Work to complete: Scan the records and identify every line in which the string "ffffff" occurs, then return those lines.

Record list:

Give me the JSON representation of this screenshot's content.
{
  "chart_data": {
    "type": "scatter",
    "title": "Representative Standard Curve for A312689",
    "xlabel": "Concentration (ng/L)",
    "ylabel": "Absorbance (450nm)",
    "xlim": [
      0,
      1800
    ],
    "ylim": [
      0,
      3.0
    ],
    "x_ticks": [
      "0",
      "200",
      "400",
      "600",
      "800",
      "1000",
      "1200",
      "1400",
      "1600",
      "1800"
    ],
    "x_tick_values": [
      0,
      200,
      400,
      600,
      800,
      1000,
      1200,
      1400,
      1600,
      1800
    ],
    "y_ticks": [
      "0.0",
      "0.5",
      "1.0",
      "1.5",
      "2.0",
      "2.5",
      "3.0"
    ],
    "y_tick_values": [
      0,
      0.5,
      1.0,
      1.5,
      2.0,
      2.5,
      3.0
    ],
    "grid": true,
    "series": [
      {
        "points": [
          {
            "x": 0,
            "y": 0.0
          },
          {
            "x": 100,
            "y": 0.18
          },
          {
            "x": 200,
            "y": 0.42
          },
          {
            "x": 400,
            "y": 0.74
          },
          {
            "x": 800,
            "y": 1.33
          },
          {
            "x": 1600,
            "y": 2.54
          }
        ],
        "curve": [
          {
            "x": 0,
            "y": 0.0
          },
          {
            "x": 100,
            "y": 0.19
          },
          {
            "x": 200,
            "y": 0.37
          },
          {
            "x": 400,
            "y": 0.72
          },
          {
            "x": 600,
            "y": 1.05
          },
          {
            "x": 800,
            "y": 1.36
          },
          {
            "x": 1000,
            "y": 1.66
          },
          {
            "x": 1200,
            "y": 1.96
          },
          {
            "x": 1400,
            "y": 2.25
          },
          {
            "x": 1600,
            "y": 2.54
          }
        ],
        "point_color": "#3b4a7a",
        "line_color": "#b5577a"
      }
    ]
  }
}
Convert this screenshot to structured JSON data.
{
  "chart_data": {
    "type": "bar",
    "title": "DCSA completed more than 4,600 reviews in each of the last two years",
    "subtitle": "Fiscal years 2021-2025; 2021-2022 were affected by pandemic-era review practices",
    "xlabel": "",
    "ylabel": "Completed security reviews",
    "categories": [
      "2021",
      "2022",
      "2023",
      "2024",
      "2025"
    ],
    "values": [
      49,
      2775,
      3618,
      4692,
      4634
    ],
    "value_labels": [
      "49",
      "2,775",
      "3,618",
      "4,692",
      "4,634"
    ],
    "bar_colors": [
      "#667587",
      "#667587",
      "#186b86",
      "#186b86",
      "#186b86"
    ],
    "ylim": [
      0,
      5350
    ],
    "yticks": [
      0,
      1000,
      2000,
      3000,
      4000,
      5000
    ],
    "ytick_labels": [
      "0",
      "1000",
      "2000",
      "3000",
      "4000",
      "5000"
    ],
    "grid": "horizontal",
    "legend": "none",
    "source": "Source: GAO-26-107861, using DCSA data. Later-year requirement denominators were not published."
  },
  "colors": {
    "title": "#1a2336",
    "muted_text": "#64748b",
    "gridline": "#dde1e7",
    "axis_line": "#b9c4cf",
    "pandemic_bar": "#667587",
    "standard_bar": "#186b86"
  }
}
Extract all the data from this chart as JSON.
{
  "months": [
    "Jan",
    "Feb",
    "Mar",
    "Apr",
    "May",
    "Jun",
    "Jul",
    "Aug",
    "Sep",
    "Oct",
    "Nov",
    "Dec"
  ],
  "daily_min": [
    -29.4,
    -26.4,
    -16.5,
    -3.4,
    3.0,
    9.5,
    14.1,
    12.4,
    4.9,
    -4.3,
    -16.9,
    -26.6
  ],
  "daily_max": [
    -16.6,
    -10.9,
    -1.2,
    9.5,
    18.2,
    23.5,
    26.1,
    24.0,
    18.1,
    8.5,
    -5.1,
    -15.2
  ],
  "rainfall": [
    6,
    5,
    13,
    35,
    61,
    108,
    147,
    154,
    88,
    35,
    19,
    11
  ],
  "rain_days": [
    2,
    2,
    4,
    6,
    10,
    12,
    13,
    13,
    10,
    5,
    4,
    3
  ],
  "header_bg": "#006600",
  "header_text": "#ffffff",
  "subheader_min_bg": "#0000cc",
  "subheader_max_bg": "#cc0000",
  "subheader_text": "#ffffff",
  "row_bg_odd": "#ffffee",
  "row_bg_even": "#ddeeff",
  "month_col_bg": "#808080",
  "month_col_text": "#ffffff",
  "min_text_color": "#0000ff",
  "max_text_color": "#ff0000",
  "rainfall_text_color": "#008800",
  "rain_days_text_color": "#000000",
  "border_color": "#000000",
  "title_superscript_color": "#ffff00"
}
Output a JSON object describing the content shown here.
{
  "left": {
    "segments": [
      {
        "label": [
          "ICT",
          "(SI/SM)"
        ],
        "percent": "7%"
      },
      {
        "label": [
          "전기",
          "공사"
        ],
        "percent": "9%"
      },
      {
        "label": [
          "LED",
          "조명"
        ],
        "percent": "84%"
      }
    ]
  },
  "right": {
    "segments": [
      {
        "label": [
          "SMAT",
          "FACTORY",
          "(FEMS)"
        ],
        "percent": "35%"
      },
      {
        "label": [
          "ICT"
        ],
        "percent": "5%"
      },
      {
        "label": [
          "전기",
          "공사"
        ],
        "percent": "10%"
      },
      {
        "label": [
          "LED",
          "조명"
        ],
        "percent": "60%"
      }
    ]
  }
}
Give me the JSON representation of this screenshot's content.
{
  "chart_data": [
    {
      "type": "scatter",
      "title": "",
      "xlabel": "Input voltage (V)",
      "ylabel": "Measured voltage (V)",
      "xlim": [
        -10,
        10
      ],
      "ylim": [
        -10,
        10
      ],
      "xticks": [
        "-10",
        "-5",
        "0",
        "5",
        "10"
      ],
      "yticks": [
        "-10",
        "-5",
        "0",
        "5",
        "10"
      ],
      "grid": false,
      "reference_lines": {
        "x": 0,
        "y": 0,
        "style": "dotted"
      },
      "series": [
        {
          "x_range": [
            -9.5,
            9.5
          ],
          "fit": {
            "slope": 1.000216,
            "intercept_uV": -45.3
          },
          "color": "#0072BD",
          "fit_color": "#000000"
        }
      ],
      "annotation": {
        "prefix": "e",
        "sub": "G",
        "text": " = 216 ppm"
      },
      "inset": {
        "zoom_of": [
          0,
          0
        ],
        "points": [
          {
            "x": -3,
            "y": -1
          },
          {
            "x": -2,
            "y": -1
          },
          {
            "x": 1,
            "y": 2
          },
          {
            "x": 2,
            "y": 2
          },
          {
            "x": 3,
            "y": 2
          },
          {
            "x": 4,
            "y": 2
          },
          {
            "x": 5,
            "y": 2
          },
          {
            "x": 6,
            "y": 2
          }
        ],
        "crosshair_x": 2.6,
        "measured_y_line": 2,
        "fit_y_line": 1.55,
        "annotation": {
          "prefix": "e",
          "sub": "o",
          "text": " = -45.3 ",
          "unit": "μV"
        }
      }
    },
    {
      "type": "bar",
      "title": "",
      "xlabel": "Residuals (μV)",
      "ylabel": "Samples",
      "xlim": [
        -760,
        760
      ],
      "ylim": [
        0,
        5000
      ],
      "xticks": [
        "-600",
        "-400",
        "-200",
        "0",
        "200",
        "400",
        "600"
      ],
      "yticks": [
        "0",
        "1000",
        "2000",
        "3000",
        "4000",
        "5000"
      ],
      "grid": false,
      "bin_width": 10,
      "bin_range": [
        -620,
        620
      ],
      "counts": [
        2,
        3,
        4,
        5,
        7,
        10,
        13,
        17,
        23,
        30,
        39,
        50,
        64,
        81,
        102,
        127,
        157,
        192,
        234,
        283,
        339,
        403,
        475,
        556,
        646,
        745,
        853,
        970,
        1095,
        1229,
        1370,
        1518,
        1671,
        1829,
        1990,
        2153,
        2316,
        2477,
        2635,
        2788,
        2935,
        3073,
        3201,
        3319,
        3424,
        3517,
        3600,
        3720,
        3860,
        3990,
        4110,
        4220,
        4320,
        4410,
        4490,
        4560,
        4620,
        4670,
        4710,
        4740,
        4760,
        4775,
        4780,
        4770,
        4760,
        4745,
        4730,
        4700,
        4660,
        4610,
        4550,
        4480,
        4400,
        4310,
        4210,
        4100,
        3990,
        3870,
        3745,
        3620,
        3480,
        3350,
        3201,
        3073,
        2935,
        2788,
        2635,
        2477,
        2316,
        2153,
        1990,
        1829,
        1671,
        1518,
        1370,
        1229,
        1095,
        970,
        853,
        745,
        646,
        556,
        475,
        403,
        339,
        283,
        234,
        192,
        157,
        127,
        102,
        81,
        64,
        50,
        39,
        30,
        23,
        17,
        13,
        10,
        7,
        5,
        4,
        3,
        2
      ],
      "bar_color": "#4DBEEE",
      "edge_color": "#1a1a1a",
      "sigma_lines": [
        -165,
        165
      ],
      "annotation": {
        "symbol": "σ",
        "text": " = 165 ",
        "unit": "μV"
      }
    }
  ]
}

The completed task:
  "header_text": "#ffffff",
  "subheader_text": "#ffffff",
  "month_col_text": "#ffffff",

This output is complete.